Repeat the records in full and exactly, omitting pictures.

◆ **INPUT MATERIAL**
□ □ □ □ □ □ □

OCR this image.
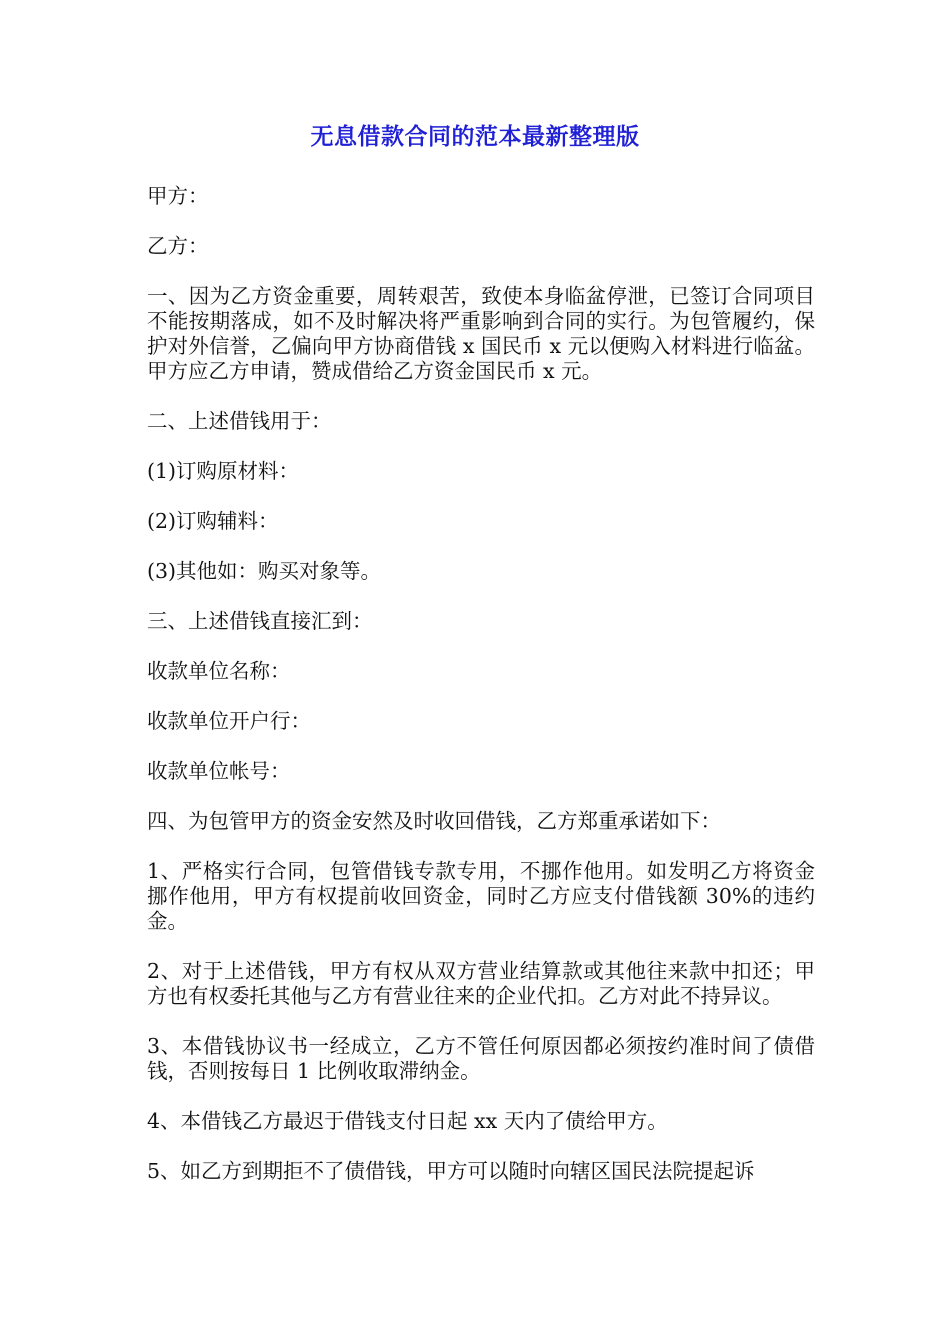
无息借款合同的范本最新整理版

甲方：

乙方：

一、因为乙方资金重要，周转艰苦，致使本身临盆停泄，已签订合同项目不能按期落成，如不及时解决将严重影响到合同的实行。为包管履约，保护对外信誉，乙偏向甲方协商借钱 x 国民币 x 元以便购入材料进行临盆。甲方应乙方申请，赞成借给乙方资金国民币 x 元。

二、上述借钱用于：

(1)订购原材料：

(2)订购辅料：

(3)其他如：购买对象等。

三、上述借钱直接汇到：

收款单位名称：

收款单位开户行：

收款单位帐号：

四、为包管甲方的资金安然及时收回借钱，乙方郑重承诺如下：

1、严格实行合同，包管借钱专款专用，不挪作他用。如发明乙方将资金挪作他用，甲方有权提前收回资金，同时乙方应支付借钱额 30%的违约金。

2、对于上述借钱，甲方有权从双方营业结算款或其他往来款中扣还；甲方也有权委托其他与乙方有营业往来的企业代扣。乙方对此不持异议。

3、本借钱协议书一经成立，乙方不管任何原因都必须按约准时间了债借钱，否则按每日 1 比例收取滞纳金。

4、本借钱乙方最迟于借钱支付日起 xx 天内了债给甲方。

5、如乙方到期拒不了债借钱，甲方可以随时向辖区国民法院提起诉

□ □ □ □ □ □ □

◆ **FULL OUTPUT**
OCR this image.
无息借款合同的范本最新整理版

甲方：

乙方：

一、因为乙方资金重要，周转艰苦，致使本身临盆停泄，已签订合同项目不能按期落成，如不及时解决将严重影响到合同的实行。为包管履约，保护对外信誉，乙偏向甲方协商借钱 x 国民币 x 元以便购入材料进行临盆。甲方应乙方申请，赞成借给乙方资金国民币 x 元。

二、上述借钱用于：

(1)订购原材料：

(2)订购辅料：

(3)其他如：购买对象等。

三、上述借钱直接汇到：

收款单位名称：

收款单位开户行：

收款单位帐号：

四、为包管甲方的资金安然及时收回借钱，乙方郑重承诺如下：

1、严格实行合同，包管借钱专款专用，不挪作他用。如发明乙方将资金挪作他用，甲方有权提前收回资金，同时乙方应支付借钱额 30%的违约金。

2、对于上述借钱，甲方有权从双方营业结算款或其他往来款中扣还；甲方也有权委托其他与乙方有营业往来的企业代扣。乙方对此不持异议。

3、本借钱协议书一经成立，乙方不管任何原因都必须按约准时间了债借钱，否则按每日 1 比例收取滞纳金。

4、本借钱乙方最迟于借钱支付日起 xx 天内了债给甲方。

5、如乙方到期拒不了债借钱，甲方可以随时向辖区国民法院提起诉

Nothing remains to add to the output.